What the task requires: For this exercise, repeat all of the material verbatim apart from its images.

[Dataset entries]
================
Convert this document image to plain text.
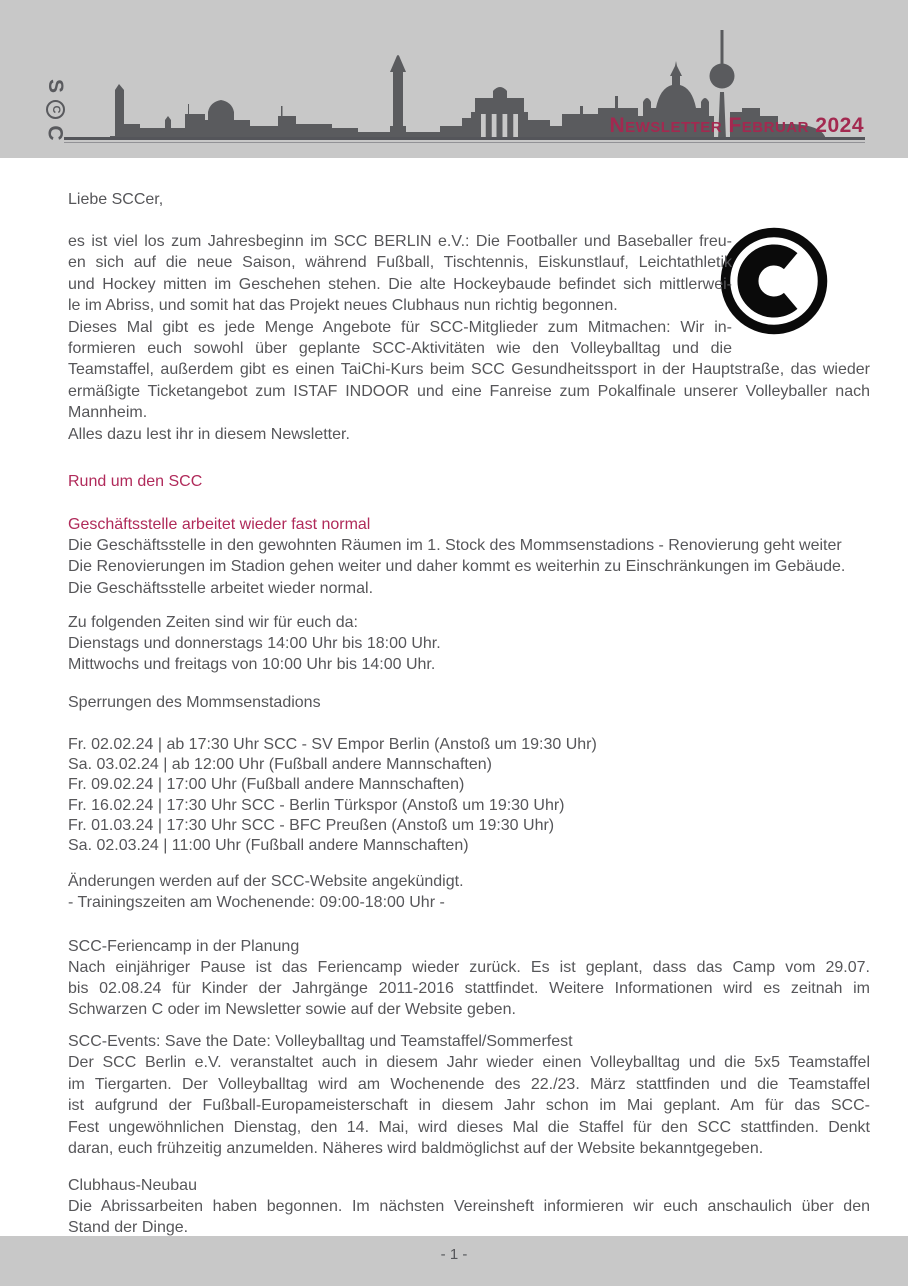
S
C
C	Newsletter Februar 2024
Liebe SCCer,
es ist viel los zum Jahresbeginn im SCC BERLIN e.V.: Die Footballer und Baseballer freu-
en sich auf die neue Saison, während Fußball, Tischtennis, Eiskunstlauf, Leichtathletik
und Hockey mitten im Geschehen stehen. Die alte Hockeybaude befindet sich mittlerwei-
le im Abriss, und somit hat das Projekt neues Clubhaus nun richtig begonnen.
Dieses Mal gibt es jede Menge Angebote für SCC-Mitglieder zum Mitmachen: Wir in-
formieren euch sowohl über geplante SCC-Aktivitäten wie den Volleyballtag und die
Teamstaffel, außerdem gibt es einen TaiChi-Kurs beim SCC Gesundheitssport in der Hauptstraße, das wieder
ermäßigte Ticketangebot zum ISTAF INDOOR und eine Fanreise zum Pokalfinale unserer Volleyballer nach
Mannheim.
Alles dazu lest ihr in diesem Newsletter.
Rund um den SCC
Geschäftsstelle arbeitet wieder fast normal
Die Geschäftsstelle in den gewohnten Räumen im 1. Stock des Mommsenstadions - Renovierung geht weiter
Die Renovierungen im Stadion gehen weiter und daher kommt es weiterhin zu Einschränkungen im Gebäude.
Die Geschäftsstelle arbeitet wieder normal.
Zu folgenden Zeiten sind wir für euch da:
Dienstags und donnerstags 14:00 Uhr bis 18:00 Uhr.
Mittwochs und freitags von 10:00 Uhr bis 14:00 Uhr.
Sperrungen des Mommsenstadions
Fr. 02.02.24 | ab 17:30 Uhr SCC - SV Empor Berlin (Anstoß um 19:30 Uhr)
Sa. 03.02.24 | ab 12:00 Uhr (Fußball andere Mannschaften)
Fr. 09.02.24 | 17:00 Uhr (Fußball andere Mannschaften)
Fr. 16.02.24 | 17:30 Uhr SCC - Berlin Türkspor (Anstoß um 19:30 Uhr)
Fr. 01.03.24 | 17:30 Uhr SCC - BFC Preußen (Anstoß um 19:30 Uhr)
Sa. 02.03.24 | 11:00 Uhr (Fußball andere Mannschaften)
Änderungen werden auf der SCC-Website angekündigt.
- Trainingszeiten am Wochenende: 09:00-18:00 Uhr -
SCC-Feriencamp in der Planung
Nach einjähriger Pause ist das Feriencamp wieder zurück. Es ist geplant, dass das Camp vom 29.07.
bis 02.08.24 für Kinder der Jahrgänge 2011-2016 stattfindet. Weitere Informationen wird es zeitnah im
Schwarzen C oder im Newsletter sowie auf der Website geben.
SCC-Events: Save the Date: Volleyballtag und Teamstaffel/Sommerfest
Der SCC Berlin e.V. veranstaltet auch in diesem Jahr wieder einen Volleyballtag und die 5x5 Teamstaffel
im Tiergarten. Der Volleyballtag wird am Wochenende des 22./23. März stattfinden und die Teamstaffel
ist aufgrund der Fußball-Europameisterschaft in diesem Jahr schon im Mai geplant. Am für das SCC-
Fest ungewöhnlichen Dienstag, den 14. Mai, wird dieses Mal die Staffel für den SCC stattfinden. Denkt
daran, euch frühzeitig anzumelden. Näheres wird baldmöglichst auf der Website bekanntgegeben.
Clubhaus-Neubau
Die Abrissarbeiten haben begonnen. Im nächsten Vereinsheft informieren wir euch anschaulich über den
Stand der Dinge.
- 1 -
================
Result for this task:
Convert this document image to plain text.
S
C
C	Newsletter Februar 2024
Liebe SCCer,
es ist viel los zum Jahresbeginn im SCC BERLIN e.V.: Die Footballer und Baseballer freu-
en sich auf die neue Saison, während Fußball, Tischtennis, Eiskunstlauf, Leichtathletik
und Hockey mitten im Geschehen stehen. Die alte Hockeybaude befindet sich mittlerwei-
le im Abriss, und somit hat das Projekt neues Clubhaus nun richtig begonnen.
Dieses Mal gibt es jede Menge Angebote für SCC-Mitglieder zum Mitmachen: Wir in-
formieren euch sowohl über geplante SCC-Aktivitäten wie den Volleyballtag und die
Teamstaffel, außerdem gibt es einen TaiChi-Kurs beim SCC Gesundheitssport in der Hauptstraße, das wieder
ermäßigte Ticketangebot zum ISTAF INDOOR und eine Fanreise zum Pokalfinale unserer Volleyballer nach
Mannheim.
Alles dazu lest ihr in diesem Newsletter.
Rund um den SCC
Geschäftsstelle arbeitet wieder fast normal
Die Geschäftsstelle in den gewohnten Räumen im 1. Stock des Mommsenstadions - Renovierung geht weiter
Die Renovierungen im Stadion gehen weiter und daher kommt es weiterhin zu Einschränkungen im Gebäude.
Die Geschäftsstelle arbeitet wieder normal.
Zu folgenden Zeiten sind wir für euch da:
Dienstags und donnerstags 14:00 Uhr bis 18:00 Uhr.
Mittwochs und freitags von 10:00 Uhr bis 14:00 Uhr.
Sperrungen des Mommsenstadions
Fr. 02.02.24 | ab 17:30 Uhr SCC - SV Empor Berlin (Anstoß um 19:30 Uhr)
Sa. 03.02.24 | ab 12:00 Uhr (Fußball andere Mannschaften)
Fr. 09.02.24 | 17:00 Uhr (Fußball andere Mannschaften)
Fr. 16.02.24 | 17:30 Uhr SCC - Berlin Türkspor (Anstoß um 19:30 Uhr)
Fr. 01.03.24 | 17:30 Uhr SCC - BFC Preußen (Anstoß um 19:30 Uhr)
Sa. 02.03.24 | 11:00 Uhr (Fußball andere Mannschaften)
Änderungen werden auf der SCC-Website angekündigt.
- Trainingszeiten am Wochenende: 09:00-18:00 Uhr -
SCC-Feriencamp in der Planung
Nach einjähriger Pause ist das Feriencamp wieder zurück. Es ist geplant, dass das Camp vom 29.07.
bis 02.08.24 für Kinder der Jahrgänge 2011-2016 stattfindet. Weitere Informationen wird es zeitnah im
Schwarzen C oder im Newsletter sowie auf der Website geben.
SCC-Events: Save the Date: Volleyballtag und Teamstaffel/Sommerfest
Der SCC Berlin e.V. veranstaltet auch in diesem Jahr wieder einen Volleyballtag und die 5x5 Teamstaffel
im Tiergarten. Der Volleyballtag wird am Wochenende des 22./23. März stattfinden und die Teamstaffel
ist aufgrund der Fußball-Europameisterschaft in diesem Jahr schon im Mai geplant. Am für das SCC-
Fest ungewöhnlichen Dienstag, den 14. Mai, wird dieses Mal die Staffel für den SCC stattfinden. Denkt
daran, euch frühzeitig anzumelden. Näheres wird baldmöglichst auf der Website bekanntgegeben.
Clubhaus-Neubau
Die Abrissarbeiten haben begonnen. Im nächsten Vereinsheft informieren wir euch anschaulich über den
Stand der Dinge.
- 1 -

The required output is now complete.